(Records for this task):
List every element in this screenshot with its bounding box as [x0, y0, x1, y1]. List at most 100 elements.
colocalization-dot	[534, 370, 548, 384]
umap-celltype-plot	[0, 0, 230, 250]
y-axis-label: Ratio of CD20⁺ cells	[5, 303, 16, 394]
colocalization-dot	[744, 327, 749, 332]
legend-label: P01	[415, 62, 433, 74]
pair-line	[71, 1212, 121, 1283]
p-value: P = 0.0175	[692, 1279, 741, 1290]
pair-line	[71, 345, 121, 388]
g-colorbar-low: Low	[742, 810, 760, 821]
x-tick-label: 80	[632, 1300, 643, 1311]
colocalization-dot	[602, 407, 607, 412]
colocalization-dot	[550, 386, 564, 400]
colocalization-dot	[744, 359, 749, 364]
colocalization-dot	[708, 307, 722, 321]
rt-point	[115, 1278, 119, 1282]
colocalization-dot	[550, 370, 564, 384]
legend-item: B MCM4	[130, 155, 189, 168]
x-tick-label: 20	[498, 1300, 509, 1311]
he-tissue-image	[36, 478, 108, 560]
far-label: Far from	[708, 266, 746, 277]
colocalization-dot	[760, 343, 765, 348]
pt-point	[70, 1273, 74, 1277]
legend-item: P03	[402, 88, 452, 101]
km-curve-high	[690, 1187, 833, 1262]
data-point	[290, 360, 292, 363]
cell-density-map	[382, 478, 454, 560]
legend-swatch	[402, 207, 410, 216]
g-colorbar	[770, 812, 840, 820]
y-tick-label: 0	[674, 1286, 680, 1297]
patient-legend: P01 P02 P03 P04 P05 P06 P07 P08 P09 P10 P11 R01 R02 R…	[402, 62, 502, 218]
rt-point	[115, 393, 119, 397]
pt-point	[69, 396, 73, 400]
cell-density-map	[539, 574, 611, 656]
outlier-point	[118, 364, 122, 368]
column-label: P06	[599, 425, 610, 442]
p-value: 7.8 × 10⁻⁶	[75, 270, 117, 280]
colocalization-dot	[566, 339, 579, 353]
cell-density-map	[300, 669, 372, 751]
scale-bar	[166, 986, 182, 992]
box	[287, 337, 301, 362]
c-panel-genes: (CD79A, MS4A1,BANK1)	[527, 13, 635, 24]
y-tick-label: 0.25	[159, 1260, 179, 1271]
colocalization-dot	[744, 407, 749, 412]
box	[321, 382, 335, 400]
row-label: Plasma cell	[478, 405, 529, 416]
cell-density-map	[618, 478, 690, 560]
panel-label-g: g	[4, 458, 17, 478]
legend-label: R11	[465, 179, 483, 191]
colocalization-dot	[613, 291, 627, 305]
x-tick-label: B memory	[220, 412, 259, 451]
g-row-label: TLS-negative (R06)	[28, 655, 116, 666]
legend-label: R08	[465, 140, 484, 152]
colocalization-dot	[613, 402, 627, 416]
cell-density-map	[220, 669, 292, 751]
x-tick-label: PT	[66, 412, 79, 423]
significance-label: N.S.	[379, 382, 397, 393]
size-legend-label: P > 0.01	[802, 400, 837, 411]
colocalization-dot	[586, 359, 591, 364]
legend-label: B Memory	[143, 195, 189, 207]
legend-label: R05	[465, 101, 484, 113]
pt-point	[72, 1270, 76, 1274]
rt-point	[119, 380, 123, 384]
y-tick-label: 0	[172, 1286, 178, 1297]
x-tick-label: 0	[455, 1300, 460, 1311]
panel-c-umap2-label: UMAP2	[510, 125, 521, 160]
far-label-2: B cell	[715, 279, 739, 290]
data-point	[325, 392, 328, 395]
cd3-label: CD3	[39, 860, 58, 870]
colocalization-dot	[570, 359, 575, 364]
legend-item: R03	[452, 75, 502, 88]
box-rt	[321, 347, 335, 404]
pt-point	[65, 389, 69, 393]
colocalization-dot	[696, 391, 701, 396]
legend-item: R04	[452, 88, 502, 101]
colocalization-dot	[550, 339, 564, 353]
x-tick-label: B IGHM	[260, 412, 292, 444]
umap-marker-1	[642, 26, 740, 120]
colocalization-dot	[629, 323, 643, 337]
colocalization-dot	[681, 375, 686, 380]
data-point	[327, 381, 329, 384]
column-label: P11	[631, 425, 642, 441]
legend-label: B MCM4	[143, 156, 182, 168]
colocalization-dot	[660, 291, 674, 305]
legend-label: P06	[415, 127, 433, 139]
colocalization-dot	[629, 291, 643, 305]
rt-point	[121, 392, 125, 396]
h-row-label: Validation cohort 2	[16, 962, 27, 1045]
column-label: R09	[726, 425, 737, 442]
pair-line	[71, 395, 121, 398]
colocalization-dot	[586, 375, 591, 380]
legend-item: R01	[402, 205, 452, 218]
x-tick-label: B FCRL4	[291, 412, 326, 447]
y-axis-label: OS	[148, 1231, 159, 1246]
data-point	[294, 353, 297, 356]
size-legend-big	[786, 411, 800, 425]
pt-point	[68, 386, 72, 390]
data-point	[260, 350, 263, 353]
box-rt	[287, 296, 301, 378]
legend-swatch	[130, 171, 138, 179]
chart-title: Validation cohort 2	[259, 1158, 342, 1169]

(Exercise prompt):
Spot every line in the entries that includes the word "axis", and copy each one out.

(Expected answer):
y-axis-label: Ratio of CD20⁺ cells	[5, 303, 16, 394]
y-axis-label: OS	[148, 1231, 159, 1246]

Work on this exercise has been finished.